▸ **DATA SHOWN**
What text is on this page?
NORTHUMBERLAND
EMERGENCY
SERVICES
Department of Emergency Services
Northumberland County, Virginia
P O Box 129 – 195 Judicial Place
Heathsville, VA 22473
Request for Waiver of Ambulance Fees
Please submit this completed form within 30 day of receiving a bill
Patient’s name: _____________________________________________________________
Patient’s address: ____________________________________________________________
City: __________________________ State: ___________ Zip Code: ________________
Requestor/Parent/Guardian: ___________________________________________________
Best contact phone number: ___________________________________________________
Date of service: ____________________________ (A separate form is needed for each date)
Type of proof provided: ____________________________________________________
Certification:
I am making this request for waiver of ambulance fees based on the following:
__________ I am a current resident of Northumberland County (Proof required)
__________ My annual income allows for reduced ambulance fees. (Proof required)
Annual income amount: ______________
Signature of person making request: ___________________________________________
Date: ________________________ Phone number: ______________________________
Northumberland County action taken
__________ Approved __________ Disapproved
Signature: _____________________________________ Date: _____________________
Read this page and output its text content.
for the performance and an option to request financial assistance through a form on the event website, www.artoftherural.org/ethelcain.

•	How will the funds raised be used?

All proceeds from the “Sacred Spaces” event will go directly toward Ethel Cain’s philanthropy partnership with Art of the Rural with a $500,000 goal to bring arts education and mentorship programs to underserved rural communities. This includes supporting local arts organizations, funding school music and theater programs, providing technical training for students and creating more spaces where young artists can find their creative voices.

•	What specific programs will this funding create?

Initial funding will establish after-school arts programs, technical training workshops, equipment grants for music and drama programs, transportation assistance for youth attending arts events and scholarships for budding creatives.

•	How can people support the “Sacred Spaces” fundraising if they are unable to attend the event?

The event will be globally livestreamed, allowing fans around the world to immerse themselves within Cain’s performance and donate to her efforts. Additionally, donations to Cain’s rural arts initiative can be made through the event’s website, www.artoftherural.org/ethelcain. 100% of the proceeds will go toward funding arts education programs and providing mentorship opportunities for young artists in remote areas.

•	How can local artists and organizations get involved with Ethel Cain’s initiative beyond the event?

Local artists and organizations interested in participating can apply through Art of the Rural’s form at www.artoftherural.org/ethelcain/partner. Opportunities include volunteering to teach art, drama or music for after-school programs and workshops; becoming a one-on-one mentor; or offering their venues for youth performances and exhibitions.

▸ **AIM OF THE EXERCISE**
Copy all of the material word for word.

▸ **TASK SOLUTION**
What text is on this page?
NORTHUMBERLAND
EMERGENCY
SERVICES
Department of Emergency Services
Northumberland County, Virginia
P O Box 129 – 195 Judicial Place
Heathsville, VA 22473
Request for Waiver of Ambulance Fees
Please submit this completed form within 30 day of receiving a bill
Patient’s name: _____________________________________________________________
Patient’s address: ____________________________________________________________
City: __________________________ State: ___________ Zip Code: ________________
Requestor/Parent/Guardian: ___________________________________________________
Best contact phone number: ___________________________________________________
Date of service: ____________________________ (A separate form is needed for each date)
Type of proof provided: ____________________________________________________
Certification:
I am making this request for waiver of ambulance fees based on the following:
__________ I am a current resident of Northumberland County (Proof required)
__________ My annual income allows for reduced ambulance fees. (Proof required)
Annual income amount: ______________
Signature of person making request: ___________________________________________
Date: ________________________ Phone number: ______________________________
Northumberland County action taken
__________ Approved __________ Disapproved
Signature: _____________________________________ Date: _____________________
Read this page and output its text content.
for the performance and an option to request financial assistance through a form on the event website, www.artoftherural.org/ethelcain.

•	How will the funds raised be used?

All proceeds from the “Sacred Spaces” event will go directly toward Ethel Cain’s philanthropy partnership with Art of the Rural with a $500,000 goal to bring arts education and mentorship programs to underserved rural communities. This includes supporting local arts organizations, funding school music and theater programs, providing technical training for students and creating more spaces where young artists can find their creative voices.

•	What specific programs will this funding create?

Initial funding will establish after-school arts programs, technical training workshops, equipment grants for music and drama programs, transportation assistance for youth attending arts events and scholarships for budding creatives.

•	How can people support the “Sacred Spaces” fundraising if they are unable to attend the event?

The event will be globally livestreamed, allowing fans around the world to immerse themselves within Cain’s performance and donate to her efforts. Additionally, donations to Cain’s rural arts initiative can be made through the event’s website, www.artoftherural.org/ethelcain. 100% of the proceeds will go toward funding arts education programs and providing mentorship opportunities for young artists in remote areas.

•	How can local artists and organizations get involved with Ethel Cain’s initiative beyond the event?

Local artists and organizations interested in participating can apply through Art of the Rural’s form at www.artoftherural.org/ethelcain/partner. Opportunities include volunteering to teach art, drama or music for after-school programs and workshops; becoming a one-on-one mentor; or offering their venues for youth performances and exhibitions.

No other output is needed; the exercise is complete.